**Aim of the exercise:**
Across the data below, how many lines hold "background"? Answer with that number and nothing else.

-- BEGIN Supplied entries --

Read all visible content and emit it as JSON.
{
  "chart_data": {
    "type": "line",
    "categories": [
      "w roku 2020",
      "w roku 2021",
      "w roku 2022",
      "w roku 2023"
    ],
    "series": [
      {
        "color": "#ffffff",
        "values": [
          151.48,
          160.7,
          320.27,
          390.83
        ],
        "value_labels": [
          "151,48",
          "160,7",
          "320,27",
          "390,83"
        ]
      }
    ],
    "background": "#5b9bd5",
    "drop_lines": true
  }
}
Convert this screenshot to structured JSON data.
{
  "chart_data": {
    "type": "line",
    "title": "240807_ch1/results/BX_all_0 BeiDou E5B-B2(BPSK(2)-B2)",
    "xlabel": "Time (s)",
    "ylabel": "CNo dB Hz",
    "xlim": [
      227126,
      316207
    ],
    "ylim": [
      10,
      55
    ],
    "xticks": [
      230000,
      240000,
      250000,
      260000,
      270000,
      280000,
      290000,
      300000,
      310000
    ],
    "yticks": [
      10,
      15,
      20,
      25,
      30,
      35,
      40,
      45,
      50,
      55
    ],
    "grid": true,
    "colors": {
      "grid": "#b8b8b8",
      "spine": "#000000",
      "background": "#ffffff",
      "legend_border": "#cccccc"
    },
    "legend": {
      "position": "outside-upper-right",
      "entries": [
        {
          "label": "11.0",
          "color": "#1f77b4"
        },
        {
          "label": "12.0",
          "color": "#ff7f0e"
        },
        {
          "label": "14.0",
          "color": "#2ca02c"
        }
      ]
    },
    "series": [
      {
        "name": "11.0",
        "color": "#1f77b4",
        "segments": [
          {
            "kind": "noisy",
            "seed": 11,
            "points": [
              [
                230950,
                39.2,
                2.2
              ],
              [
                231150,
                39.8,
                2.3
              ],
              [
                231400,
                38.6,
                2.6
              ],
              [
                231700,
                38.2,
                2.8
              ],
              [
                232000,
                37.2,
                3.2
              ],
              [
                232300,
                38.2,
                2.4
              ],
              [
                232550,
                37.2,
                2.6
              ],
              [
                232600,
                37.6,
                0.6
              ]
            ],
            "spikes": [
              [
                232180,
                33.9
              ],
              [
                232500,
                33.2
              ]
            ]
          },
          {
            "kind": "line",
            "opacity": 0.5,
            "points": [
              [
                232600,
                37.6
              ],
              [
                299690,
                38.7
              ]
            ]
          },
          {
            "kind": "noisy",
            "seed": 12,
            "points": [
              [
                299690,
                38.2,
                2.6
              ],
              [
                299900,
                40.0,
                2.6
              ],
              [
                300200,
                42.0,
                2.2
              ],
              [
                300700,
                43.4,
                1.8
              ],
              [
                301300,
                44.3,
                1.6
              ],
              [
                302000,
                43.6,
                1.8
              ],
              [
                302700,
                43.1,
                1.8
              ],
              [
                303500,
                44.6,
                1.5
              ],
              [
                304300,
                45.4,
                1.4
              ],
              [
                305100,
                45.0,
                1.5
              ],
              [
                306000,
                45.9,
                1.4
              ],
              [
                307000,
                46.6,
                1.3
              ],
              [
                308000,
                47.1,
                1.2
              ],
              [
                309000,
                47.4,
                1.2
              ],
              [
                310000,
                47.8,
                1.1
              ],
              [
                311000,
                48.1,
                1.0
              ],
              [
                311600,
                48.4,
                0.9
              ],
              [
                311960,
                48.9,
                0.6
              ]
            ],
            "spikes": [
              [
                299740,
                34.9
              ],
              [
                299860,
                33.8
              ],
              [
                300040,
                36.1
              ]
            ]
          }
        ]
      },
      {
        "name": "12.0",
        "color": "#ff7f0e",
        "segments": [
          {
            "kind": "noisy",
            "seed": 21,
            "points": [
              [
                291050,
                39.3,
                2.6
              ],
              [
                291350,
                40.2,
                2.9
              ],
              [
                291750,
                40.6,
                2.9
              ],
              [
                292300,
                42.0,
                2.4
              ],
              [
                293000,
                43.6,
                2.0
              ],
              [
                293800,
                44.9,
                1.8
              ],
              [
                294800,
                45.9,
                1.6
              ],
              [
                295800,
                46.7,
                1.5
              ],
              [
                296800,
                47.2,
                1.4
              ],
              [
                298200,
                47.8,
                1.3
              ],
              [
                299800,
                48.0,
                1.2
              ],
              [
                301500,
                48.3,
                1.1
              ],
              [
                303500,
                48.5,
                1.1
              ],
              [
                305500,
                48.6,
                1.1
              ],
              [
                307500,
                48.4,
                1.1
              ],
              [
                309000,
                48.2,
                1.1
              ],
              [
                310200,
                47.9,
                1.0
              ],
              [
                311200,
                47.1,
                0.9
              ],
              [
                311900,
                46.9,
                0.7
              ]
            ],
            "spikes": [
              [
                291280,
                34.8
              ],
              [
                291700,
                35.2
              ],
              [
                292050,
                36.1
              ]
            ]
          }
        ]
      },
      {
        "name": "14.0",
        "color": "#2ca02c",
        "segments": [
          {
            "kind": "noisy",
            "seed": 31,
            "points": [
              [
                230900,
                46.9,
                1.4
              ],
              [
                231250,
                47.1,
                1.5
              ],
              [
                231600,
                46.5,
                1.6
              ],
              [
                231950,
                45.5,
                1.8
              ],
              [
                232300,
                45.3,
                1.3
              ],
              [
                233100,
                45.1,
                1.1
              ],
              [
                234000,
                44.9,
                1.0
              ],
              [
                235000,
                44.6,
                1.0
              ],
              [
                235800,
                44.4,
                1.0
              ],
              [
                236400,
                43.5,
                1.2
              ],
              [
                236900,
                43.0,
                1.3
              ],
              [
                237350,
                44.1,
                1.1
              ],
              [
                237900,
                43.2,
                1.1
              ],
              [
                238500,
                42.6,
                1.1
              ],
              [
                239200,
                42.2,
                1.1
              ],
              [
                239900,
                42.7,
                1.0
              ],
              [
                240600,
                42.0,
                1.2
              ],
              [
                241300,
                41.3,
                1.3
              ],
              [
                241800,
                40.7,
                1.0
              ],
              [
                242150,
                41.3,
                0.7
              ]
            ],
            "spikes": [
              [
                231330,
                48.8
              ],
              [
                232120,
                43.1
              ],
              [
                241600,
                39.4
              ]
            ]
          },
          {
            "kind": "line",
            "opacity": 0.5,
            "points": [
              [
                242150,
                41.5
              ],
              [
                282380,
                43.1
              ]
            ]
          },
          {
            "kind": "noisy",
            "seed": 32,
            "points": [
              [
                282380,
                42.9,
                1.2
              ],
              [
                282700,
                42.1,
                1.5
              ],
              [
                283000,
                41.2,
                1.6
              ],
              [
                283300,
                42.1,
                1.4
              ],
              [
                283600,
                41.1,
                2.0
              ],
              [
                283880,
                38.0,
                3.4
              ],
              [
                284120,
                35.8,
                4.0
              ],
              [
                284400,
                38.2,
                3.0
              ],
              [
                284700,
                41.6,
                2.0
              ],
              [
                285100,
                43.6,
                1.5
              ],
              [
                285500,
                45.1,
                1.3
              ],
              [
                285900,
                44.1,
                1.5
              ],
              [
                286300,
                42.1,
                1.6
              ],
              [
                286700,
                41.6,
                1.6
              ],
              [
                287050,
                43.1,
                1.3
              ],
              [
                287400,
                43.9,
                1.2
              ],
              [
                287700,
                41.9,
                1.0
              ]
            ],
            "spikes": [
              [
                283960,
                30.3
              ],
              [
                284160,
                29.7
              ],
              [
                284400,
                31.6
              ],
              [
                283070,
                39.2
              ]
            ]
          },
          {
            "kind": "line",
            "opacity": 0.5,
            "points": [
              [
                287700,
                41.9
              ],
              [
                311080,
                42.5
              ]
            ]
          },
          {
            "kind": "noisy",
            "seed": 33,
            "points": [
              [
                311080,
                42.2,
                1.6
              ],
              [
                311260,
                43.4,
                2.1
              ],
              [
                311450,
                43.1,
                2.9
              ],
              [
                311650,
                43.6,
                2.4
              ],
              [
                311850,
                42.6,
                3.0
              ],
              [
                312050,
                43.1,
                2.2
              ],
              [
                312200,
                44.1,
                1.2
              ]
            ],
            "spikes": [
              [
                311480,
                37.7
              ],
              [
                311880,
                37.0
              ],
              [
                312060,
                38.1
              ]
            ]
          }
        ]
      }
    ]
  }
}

-- END Supplied entries --

**Correct answer:**
2